- **EXERCISE INSTRUCTIONS**
Check each line for the word "content" and give how many have it. Say nothing else.

- **SUPPLIED MATERIAL**
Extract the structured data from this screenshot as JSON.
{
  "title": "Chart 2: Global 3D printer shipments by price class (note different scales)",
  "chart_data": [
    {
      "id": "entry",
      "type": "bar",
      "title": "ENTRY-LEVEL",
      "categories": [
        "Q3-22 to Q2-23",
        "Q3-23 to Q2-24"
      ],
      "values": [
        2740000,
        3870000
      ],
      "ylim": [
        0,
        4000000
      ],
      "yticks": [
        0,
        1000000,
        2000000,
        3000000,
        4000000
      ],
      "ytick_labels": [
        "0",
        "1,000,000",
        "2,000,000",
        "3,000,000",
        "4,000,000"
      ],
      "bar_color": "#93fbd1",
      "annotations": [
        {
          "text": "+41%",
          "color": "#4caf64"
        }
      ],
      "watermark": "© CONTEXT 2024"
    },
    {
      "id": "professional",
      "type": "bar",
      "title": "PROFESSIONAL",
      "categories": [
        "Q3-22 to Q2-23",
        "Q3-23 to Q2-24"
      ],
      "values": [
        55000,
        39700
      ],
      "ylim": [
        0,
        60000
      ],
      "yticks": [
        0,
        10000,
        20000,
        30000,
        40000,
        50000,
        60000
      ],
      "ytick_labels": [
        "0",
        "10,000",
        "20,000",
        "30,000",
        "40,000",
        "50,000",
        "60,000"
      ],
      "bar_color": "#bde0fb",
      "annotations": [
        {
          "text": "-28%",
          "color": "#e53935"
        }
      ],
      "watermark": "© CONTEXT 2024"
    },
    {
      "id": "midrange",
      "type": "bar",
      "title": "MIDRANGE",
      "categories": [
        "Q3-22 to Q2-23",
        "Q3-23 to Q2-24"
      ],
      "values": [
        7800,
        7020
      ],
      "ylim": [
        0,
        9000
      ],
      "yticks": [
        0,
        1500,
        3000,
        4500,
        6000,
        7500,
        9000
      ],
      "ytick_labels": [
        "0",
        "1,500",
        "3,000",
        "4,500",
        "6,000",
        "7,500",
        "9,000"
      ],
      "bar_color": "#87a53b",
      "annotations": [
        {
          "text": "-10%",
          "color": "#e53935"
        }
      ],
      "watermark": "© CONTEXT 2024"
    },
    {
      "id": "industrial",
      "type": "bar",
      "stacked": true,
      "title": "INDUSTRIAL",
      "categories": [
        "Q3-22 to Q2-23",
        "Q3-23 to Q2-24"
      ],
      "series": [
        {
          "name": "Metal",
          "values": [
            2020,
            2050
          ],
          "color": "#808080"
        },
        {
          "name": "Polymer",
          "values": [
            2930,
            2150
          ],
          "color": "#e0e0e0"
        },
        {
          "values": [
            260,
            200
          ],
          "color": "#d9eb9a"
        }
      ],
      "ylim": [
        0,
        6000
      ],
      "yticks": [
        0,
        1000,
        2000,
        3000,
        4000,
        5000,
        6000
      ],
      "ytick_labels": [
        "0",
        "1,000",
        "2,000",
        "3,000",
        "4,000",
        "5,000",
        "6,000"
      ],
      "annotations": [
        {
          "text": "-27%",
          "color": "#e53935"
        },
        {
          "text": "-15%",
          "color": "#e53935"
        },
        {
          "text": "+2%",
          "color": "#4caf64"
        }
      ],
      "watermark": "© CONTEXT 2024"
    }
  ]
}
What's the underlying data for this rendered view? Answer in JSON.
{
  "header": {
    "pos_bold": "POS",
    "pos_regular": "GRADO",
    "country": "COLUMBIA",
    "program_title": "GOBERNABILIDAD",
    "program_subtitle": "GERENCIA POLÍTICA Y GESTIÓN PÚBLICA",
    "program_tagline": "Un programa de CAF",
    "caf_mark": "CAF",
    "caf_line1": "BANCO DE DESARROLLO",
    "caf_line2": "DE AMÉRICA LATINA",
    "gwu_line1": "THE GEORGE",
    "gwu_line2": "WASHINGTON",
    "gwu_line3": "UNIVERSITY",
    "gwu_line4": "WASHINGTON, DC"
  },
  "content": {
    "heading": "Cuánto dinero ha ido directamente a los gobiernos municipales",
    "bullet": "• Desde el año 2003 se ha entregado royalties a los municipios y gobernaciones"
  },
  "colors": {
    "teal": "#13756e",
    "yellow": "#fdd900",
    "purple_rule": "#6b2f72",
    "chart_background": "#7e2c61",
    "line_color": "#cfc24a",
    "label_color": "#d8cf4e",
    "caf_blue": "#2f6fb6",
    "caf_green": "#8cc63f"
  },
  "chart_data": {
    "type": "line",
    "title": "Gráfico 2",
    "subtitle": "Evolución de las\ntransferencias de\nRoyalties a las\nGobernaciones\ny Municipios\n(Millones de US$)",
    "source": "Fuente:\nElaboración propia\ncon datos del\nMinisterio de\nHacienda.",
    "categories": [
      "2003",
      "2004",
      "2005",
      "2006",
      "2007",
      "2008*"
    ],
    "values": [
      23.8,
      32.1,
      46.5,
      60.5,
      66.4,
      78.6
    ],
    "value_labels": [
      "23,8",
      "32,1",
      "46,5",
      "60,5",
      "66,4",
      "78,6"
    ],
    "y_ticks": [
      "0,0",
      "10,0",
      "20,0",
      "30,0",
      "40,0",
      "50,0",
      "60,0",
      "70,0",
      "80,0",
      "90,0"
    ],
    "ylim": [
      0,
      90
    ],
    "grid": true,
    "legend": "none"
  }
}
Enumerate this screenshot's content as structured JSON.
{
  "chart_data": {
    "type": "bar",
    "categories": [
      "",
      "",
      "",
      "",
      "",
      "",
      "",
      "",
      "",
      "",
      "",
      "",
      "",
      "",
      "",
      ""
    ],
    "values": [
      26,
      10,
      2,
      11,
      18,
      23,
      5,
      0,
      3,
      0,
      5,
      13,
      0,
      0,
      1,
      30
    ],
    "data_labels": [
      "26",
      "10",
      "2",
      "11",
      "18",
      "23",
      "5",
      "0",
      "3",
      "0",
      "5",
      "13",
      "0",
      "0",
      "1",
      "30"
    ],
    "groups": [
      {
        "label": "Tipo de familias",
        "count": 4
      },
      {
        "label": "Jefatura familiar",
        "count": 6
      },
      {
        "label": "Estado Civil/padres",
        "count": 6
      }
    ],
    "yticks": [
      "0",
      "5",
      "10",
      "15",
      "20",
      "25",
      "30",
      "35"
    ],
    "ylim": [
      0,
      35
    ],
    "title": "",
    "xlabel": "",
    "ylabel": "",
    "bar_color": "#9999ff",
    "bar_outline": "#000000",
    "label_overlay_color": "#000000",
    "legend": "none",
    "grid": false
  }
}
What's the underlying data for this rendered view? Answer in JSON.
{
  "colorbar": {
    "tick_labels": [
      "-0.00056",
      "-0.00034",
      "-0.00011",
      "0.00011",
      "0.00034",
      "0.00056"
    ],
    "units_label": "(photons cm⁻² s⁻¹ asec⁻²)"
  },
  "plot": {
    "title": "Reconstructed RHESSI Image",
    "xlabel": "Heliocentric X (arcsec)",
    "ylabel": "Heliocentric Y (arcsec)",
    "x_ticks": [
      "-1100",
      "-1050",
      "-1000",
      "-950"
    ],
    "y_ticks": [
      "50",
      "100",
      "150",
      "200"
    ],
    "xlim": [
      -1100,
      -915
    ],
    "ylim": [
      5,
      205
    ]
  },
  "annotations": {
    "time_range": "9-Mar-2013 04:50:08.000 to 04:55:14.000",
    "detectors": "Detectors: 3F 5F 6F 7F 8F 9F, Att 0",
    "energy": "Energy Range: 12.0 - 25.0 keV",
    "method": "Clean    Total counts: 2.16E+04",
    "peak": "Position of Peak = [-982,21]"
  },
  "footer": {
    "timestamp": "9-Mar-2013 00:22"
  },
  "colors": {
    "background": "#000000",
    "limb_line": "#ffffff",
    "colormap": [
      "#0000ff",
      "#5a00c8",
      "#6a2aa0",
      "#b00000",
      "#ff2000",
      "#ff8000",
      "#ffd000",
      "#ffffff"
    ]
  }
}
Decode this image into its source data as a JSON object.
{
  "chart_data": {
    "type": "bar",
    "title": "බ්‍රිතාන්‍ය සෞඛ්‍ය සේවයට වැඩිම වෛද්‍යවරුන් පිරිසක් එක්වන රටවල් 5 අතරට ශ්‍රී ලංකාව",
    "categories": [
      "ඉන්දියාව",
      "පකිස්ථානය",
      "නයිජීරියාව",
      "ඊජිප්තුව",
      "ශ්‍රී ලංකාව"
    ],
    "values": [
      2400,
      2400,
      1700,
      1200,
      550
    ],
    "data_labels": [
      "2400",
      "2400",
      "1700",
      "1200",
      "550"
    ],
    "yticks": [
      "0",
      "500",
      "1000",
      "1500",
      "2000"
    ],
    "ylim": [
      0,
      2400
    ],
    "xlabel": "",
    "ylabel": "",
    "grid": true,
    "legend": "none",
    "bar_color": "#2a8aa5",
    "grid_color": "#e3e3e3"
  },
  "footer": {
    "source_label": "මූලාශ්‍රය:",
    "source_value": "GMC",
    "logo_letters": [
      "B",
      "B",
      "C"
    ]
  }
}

- **ANSWER TO THIS PROBLEM**
2